───── Input for this task ─────

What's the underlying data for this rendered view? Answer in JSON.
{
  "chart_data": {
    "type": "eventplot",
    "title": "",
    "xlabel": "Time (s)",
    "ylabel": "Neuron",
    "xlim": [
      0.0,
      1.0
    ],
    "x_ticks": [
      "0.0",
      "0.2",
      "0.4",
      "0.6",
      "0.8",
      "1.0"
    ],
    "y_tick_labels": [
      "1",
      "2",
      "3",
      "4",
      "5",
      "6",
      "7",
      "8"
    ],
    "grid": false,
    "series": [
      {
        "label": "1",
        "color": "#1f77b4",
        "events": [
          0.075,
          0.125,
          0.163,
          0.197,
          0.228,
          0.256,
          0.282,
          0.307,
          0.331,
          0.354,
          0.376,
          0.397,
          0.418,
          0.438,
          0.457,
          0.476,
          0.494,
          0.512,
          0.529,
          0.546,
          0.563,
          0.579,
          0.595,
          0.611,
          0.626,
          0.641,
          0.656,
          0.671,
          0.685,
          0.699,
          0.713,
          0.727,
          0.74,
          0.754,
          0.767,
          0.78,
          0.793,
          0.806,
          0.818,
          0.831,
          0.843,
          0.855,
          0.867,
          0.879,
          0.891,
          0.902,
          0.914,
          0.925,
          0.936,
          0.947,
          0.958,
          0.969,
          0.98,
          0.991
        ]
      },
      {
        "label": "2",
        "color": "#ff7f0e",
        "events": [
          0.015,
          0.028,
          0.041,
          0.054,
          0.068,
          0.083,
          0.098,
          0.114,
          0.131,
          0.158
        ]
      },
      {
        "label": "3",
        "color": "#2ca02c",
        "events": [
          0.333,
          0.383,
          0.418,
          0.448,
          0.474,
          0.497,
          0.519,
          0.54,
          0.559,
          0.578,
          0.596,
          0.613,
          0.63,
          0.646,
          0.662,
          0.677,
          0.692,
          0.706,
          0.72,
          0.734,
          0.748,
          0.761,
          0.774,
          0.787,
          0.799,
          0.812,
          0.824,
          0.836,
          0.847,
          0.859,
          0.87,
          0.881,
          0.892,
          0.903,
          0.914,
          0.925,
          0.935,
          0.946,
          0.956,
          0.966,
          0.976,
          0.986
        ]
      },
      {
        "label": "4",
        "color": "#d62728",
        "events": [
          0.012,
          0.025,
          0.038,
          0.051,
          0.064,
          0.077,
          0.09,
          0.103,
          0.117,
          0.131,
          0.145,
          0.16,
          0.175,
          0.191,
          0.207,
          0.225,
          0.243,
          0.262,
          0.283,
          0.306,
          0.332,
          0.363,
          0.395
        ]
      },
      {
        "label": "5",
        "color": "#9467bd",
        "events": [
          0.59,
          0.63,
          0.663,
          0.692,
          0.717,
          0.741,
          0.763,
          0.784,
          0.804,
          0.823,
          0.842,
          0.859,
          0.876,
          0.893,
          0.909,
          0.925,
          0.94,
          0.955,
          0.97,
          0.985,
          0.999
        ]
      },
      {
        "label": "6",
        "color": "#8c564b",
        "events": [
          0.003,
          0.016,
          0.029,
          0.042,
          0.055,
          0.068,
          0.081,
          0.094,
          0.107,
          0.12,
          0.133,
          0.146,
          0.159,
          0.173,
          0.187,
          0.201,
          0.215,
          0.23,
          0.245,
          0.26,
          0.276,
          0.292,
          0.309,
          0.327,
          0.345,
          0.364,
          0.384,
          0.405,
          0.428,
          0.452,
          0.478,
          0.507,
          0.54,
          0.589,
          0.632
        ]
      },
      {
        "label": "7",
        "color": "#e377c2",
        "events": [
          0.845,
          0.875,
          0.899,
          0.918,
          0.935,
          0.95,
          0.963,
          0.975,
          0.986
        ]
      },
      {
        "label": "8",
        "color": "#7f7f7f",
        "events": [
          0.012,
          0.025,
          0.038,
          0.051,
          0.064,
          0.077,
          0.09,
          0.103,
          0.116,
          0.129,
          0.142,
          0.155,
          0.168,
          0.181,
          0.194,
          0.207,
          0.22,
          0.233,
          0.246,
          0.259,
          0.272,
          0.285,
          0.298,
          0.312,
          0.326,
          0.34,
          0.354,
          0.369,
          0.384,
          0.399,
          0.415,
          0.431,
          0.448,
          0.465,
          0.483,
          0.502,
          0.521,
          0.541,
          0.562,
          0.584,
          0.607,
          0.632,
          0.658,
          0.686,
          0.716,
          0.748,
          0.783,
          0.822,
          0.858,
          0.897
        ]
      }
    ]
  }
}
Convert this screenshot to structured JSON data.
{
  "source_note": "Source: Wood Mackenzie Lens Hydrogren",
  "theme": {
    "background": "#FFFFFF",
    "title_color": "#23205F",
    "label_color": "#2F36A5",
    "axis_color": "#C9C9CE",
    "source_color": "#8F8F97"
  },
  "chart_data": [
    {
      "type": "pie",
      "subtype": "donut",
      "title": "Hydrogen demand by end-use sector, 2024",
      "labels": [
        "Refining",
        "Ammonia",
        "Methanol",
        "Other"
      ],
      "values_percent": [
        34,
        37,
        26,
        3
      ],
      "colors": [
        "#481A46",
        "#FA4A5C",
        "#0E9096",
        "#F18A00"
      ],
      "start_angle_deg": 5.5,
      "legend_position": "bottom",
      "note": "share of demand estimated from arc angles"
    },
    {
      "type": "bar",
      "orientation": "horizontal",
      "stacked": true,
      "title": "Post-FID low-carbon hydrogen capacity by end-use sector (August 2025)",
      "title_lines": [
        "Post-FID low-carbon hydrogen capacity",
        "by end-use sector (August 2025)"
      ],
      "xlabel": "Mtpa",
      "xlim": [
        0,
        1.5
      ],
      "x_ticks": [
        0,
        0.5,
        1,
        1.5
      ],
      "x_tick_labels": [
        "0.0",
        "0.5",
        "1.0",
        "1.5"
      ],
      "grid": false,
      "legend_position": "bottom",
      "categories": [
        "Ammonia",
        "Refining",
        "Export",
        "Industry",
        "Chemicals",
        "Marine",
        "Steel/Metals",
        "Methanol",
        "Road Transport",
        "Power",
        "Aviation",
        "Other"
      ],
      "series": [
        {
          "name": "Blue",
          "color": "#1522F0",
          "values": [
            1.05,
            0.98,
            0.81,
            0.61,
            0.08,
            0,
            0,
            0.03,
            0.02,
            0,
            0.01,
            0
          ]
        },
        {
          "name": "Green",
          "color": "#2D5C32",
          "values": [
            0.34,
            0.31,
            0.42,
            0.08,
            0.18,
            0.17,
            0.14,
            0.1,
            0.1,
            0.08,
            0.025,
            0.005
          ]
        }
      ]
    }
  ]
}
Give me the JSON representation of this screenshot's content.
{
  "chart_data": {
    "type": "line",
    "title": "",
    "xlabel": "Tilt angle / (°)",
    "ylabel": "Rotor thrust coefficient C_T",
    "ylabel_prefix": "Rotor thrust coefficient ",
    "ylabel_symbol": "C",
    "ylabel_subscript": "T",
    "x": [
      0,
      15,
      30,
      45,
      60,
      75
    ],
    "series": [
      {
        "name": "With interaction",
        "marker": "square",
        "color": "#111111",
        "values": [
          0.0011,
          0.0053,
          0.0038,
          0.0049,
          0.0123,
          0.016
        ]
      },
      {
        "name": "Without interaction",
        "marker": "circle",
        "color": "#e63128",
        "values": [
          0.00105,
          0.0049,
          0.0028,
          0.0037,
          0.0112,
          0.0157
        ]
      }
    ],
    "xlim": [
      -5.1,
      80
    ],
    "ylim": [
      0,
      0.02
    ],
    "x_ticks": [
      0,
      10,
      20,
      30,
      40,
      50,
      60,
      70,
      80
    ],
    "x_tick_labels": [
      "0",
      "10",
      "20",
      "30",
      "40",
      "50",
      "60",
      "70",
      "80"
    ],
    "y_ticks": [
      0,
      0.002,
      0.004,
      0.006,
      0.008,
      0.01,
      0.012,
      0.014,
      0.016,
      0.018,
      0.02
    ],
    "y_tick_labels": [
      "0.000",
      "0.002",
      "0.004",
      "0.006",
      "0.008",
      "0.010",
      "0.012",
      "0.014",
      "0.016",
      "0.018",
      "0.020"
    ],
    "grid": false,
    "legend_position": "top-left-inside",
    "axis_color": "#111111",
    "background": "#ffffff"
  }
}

─────

▶ Requirement: Review the preceding data and report every line that includes the string "carbon".

▶ Full output:
      "title": "Post-FID low-carbon hydrogen capacity by end-use sector (August 2025)",
        "Post-FID low-carbon hydrogen capacity",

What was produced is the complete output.